▶ GIVEN DATA
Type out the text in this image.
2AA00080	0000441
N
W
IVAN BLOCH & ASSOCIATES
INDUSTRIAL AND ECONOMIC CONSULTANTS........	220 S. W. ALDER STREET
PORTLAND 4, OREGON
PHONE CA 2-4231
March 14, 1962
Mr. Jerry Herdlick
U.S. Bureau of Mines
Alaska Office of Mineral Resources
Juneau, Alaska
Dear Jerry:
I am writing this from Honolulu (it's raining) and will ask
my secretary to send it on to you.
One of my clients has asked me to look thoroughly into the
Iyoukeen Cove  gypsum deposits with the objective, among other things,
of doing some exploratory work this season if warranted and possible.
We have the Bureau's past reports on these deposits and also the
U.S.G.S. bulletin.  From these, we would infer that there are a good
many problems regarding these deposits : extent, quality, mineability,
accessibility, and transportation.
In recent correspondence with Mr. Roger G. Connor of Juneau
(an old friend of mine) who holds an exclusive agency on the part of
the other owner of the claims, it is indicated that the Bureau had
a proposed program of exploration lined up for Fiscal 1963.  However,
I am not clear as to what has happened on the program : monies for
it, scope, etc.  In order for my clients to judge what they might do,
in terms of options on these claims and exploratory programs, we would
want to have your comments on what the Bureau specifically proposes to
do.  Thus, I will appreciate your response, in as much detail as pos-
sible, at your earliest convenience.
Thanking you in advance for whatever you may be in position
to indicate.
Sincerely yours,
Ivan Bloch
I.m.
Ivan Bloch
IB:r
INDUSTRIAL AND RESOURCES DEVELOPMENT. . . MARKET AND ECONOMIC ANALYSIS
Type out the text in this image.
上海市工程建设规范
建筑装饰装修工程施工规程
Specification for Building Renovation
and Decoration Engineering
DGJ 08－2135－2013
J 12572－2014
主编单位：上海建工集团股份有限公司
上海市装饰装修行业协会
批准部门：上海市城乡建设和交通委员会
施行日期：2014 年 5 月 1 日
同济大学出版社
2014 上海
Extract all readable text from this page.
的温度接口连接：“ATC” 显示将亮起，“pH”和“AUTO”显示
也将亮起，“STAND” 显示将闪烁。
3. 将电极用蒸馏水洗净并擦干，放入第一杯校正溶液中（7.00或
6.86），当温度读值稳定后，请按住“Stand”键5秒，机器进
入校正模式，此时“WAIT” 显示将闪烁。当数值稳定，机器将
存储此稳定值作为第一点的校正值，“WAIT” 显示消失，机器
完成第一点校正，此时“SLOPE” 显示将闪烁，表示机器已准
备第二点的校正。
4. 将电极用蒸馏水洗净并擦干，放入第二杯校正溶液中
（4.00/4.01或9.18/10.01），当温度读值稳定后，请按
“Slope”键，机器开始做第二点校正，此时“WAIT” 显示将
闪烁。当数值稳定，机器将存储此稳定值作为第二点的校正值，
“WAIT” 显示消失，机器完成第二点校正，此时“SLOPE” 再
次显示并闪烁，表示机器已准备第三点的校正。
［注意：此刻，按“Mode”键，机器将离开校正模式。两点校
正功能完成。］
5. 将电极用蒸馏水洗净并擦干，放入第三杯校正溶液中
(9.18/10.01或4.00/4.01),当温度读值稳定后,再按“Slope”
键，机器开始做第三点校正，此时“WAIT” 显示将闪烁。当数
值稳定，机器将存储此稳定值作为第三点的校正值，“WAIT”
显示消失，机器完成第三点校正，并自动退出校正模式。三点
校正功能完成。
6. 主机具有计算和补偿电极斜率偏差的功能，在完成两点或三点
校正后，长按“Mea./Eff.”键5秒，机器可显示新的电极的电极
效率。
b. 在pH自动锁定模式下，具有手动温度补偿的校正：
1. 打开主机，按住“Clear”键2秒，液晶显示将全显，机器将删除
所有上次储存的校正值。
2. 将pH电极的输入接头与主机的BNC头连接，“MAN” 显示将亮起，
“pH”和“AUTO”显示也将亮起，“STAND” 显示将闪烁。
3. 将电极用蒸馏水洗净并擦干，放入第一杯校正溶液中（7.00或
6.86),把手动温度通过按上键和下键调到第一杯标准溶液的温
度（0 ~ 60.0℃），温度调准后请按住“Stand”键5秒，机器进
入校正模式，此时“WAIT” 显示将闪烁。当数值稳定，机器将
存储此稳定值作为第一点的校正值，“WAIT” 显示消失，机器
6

▶ YOUR OBJECTIVE
Repeat all of the records above exactly as written.

▶ SOLUTION
Type out the text in this image.
2AA00080	0000441
N
W
IVAN BLOCH & ASSOCIATES
INDUSTRIAL AND ECONOMIC CONSULTANTS........	220 S. W. ALDER STREET
PORTLAND 4, OREGON
PHONE CA 2-4231
March 14, 1962
Mr. Jerry Herdlick
U.S. Bureau of Mines
Alaska Office of Mineral Resources
Juneau, Alaska
Dear Jerry:
I am writing this from Honolulu (it's raining) and will ask
my secretary to send it on to you.
One of my clients has asked me to look thoroughly into the
Iyoukeen Cove  gypsum deposits with the objective, among other things,
of doing some exploratory work this season if warranted and possible.
We have the Bureau's past reports on these deposits and also the
U.S.G.S. bulletin.  From these, we would infer that there are a good
many problems regarding these deposits : extent, quality, mineability,
accessibility, and transportation.
In recent correspondence with Mr. Roger G. Connor of Juneau
(an old friend of mine) who holds an exclusive agency on the part of
the other owner of the claims, it is indicated that the Bureau had
a proposed program of exploration lined up for Fiscal 1963.  However,
I am not clear as to what has happened on the program : monies for
it, scope, etc.  In order for my clients to judge what they might do,
in terms of options on these claims and exploratory programs, we would
want to have your comments on what the Bureau specifically proposes to
do.  Thus, I will appreciate your response, in as much detail as pos-
sible, at your earliest convenience.
Thanking you in advance for whatever you may be in position
to indicate.
Sincerely yours,
Ivan Bloch
I.m.
Ivan Bloch
IB:r
INDUSTRIAL AND RESOURCES DEVELOPMENT. . . MARKET AND ECONOMIC ANALYSIS
Type out the text in this image.
上海市工程建设规范
建筑装饰装修工程施工规程
Specification for Building Renovation
and Decoration Engineering
DGJ 08－2135－2013
J 12572－2014
主编单位：上海建工集团股份有限公司
上海市装饰装修行业协会
批准部门：上海市城乡建设和交通委员会
施行日期：2014 年 5 月 1 日
同济大学出版社
2014 上海
Extract all readable text from this page.
的温度接口连接：“ATC” 显示将亮起，“pH”和“AUTO”显示
也将亮起，“STAND” 显示将闪烁。
3. 将电极用蒸馏水洗净并擦干，放入第一杯校正溶液中（7.00或
6.86），当温度读值稳定后，请按住“Stand”键5秒，机器进
入校正模式，此时“WAIT” 显示将闪烁。当数值稳定，机器将
存储此稳定值作为第一点的校正值，“WAIT” 显示消失，机器
完成第一点校正，此时“SLOPE” 显示将闪烁，表示机器已准
备第二点的校正。
4. 将电极用蒸馏水洗净并擦干，放入第二杯校正溶液中
（4.00/4.01或9.18/10.01），当温度读值稳定后，请按
“Slope”键，机器开始做第二点校正，此时“WAIT” 显示将
闪烁。当数值稳定，机器将存储此稳定值作为第二点的校正值，
“WAIT” 显示消失，机器完成第二点校正，此时“SLOPE” 再
次显示并闪烁，表示机器已准备第三点的校正。
［注意：此刻，按“Mode”键，机器将离开校正模式。两点校
正功能完成。］
5. 将电极用蒸馏水洗净并擦干，放入第三杯校正溶液中
(9.18/10.01或4.00/4.01),当温度读值稳定后,再按“Slope”
键，机器开始做第三点校正，此时“WAIT” 显示将闪烁。当数
值稳定，机器将存储此稳定值作为第三点的校正值，“WAIT”
显示消失，机器完成第三点校正，并自动退出校正模式。三点
校正功能完成。
6. 主机具有计算和补偿电极斜率偏差的功能，在完成两点或三点
校正后，长按“Mea./Eff.”键5秒，机器可显示新的电极的电极
效率。
b. 在pH自动锁定模式下，具有手动温度补偿的校正：
1. 打开主机，按住“Clear”键2秒，液晶显示将全显，机器将删除
所有上次储存的校正值。
2. 将pH电极的输入接头与主机的BNC头连接，“MAN” 显示将亮起，
“pH”和“AUTO”显示也将亮起，“STAND” 显示将闪烁。
3. 将电极用蒸馏水洗净并擦干，放入第一杯校正溶液中（7.00或
6.86),把手动温度通过按上键和下键调到第一杯标准溶液的温
度（0 ~ 60.0℃），温度调准后请按住“Stand”键5秒，机器进
入校正模式，此时“WAIT” 显示将闪烁。当数值稳定，机器将
存储此稳定值作为第一点的校正值，“WAIT” 显示消失，机器
6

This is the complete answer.